WORK TO DO: Can you put each line of the listing into a JSON list of strings, one string per line and blank lines omitted, starting at the very first line and stopping after the line that contains "food-detail xyxy=(461,624,470,633)"?
━━━━━━━━━━━━━━━━━━━━━━━━━━━━━━
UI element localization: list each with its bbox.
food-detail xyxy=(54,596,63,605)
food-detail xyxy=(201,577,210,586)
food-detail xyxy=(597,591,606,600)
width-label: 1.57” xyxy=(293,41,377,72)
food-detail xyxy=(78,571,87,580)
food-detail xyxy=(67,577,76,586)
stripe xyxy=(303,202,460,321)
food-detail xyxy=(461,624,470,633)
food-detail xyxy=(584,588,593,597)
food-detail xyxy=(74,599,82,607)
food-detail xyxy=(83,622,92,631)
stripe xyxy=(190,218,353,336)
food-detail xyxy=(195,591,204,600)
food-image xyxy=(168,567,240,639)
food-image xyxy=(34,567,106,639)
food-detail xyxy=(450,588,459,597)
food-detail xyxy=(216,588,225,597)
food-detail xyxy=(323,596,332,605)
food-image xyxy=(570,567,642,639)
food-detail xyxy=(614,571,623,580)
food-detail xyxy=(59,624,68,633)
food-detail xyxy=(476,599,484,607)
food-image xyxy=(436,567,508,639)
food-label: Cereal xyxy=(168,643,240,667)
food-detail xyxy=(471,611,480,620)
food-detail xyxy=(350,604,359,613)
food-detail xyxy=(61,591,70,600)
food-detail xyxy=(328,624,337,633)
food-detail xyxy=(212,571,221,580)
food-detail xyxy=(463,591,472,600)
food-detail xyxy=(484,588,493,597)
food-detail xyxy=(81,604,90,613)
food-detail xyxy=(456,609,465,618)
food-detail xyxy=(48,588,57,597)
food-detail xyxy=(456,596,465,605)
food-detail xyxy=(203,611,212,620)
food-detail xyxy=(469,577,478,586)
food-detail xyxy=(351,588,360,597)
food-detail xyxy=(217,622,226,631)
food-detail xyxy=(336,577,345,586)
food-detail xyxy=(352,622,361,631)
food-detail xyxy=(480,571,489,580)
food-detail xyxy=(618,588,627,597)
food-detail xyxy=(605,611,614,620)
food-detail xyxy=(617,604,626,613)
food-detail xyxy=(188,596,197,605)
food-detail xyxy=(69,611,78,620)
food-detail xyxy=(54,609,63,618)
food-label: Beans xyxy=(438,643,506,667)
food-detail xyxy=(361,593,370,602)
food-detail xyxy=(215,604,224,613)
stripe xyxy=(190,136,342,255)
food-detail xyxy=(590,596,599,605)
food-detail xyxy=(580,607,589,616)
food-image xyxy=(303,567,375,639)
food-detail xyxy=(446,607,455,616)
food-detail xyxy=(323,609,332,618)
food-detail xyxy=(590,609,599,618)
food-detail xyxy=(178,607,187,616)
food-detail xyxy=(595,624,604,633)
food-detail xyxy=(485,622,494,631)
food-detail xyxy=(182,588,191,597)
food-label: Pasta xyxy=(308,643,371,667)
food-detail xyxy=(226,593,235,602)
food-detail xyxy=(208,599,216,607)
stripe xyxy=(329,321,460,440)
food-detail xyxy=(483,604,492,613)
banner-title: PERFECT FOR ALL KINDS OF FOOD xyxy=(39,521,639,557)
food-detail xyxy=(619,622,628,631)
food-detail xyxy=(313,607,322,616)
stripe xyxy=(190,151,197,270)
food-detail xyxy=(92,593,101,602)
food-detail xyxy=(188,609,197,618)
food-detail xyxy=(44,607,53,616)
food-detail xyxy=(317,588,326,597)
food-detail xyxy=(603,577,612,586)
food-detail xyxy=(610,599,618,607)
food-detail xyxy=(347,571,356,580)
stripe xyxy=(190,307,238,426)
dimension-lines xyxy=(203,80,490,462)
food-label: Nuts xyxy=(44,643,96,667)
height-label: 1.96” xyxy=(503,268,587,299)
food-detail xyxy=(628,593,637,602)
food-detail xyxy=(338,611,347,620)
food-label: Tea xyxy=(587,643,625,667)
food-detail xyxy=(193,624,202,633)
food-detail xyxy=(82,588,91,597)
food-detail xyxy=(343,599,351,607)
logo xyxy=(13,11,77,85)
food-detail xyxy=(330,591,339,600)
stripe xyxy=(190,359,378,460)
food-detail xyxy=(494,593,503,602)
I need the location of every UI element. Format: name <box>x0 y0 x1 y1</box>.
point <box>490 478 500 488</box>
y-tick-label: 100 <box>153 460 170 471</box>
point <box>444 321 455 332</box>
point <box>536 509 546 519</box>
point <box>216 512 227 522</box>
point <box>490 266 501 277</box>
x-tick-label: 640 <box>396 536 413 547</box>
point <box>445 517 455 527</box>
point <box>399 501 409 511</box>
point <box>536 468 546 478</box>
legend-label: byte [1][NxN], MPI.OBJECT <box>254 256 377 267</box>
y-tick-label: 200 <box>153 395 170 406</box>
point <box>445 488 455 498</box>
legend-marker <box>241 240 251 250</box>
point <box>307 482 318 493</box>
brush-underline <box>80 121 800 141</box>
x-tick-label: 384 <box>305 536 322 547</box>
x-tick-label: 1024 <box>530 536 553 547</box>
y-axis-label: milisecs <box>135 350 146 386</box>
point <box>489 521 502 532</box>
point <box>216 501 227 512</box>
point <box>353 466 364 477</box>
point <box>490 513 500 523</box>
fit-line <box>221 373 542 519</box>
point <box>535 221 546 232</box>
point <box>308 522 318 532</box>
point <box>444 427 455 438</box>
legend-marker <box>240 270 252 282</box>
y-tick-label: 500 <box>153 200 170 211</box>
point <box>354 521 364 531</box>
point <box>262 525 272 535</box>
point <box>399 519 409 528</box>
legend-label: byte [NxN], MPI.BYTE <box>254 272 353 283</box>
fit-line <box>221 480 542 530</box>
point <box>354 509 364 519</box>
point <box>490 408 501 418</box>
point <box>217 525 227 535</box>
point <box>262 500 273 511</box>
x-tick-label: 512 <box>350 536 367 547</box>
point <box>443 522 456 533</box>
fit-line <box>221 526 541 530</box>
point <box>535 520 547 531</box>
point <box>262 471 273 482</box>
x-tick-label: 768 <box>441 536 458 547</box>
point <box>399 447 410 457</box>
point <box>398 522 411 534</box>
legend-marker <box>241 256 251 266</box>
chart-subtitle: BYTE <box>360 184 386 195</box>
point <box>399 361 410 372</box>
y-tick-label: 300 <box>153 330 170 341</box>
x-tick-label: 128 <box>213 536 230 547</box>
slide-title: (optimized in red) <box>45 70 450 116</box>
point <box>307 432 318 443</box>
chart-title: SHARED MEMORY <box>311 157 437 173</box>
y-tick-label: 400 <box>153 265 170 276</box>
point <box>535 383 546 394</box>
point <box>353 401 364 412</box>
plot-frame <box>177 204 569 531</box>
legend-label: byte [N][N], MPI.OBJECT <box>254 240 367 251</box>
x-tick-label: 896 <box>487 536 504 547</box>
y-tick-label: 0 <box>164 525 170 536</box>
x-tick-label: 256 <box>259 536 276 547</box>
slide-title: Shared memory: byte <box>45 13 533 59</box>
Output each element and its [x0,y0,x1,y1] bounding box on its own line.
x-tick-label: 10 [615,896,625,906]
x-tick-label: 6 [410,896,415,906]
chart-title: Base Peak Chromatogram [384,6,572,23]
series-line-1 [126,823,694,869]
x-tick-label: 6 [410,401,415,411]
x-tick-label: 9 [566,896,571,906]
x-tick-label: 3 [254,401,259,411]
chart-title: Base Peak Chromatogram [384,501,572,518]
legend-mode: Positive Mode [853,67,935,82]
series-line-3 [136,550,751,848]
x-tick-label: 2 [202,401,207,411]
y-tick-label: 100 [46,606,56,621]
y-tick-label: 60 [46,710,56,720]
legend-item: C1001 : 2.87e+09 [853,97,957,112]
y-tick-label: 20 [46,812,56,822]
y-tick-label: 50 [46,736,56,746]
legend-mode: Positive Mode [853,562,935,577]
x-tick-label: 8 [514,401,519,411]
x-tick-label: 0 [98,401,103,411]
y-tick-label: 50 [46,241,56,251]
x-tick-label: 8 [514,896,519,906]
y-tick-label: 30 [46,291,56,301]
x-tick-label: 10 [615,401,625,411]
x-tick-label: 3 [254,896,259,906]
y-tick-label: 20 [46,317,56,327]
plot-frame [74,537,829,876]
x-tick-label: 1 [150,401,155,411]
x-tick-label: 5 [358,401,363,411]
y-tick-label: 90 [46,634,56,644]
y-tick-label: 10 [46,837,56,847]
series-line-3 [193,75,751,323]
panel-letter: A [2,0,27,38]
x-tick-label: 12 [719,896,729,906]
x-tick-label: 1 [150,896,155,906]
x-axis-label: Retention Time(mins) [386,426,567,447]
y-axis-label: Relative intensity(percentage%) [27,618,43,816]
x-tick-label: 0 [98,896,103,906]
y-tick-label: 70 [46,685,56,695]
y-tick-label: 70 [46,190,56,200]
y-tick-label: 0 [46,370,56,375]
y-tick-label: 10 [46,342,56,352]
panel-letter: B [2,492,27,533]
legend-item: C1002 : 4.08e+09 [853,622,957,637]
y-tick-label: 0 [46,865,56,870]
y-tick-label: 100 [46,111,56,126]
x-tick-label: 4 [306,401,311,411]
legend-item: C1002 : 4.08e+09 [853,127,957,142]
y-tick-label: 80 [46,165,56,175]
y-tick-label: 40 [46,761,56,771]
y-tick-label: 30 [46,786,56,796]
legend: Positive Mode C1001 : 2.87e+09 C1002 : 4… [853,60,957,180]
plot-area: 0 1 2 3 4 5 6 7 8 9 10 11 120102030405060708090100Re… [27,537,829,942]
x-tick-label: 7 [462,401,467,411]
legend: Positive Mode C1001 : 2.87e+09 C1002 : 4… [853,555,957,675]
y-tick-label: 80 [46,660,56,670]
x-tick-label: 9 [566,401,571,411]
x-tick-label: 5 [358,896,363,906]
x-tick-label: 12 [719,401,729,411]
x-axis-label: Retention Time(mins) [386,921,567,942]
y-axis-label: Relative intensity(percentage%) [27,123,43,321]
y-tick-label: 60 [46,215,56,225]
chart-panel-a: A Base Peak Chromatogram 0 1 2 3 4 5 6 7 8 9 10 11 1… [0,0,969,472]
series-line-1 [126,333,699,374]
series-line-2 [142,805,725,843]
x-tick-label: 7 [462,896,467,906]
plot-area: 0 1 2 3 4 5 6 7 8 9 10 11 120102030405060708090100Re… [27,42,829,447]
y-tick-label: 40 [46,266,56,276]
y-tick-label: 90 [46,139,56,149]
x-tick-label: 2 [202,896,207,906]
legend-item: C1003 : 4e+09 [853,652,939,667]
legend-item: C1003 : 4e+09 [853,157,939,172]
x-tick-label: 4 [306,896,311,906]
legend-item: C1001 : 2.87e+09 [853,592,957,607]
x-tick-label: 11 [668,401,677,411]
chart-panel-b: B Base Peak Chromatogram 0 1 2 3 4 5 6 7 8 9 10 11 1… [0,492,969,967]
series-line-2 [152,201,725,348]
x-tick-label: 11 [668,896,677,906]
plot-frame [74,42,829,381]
━━━━━━━━━━━━━━━━━━━━━━━━━━━━━━
RESULT OF THE TASK:
[
  "UI element localization: list each with its bbox.",
  "food-detail xyxy=(54,596,63,605)",
  "food-detail xyxy=(201,577,210,586)",
  "food-detail xyxy=(597,591,606,600)",
  "width-label: 1.57” xyxy=(293,41,377,72)",
  "food-detail xyxy=(78,571,87,580)",
  "food-detail xyxy=(67,577,76,586)",
  "stripe xyxy=(303,202,460,321)",
  "food-detail xyxy=(461,624,470,633)"
]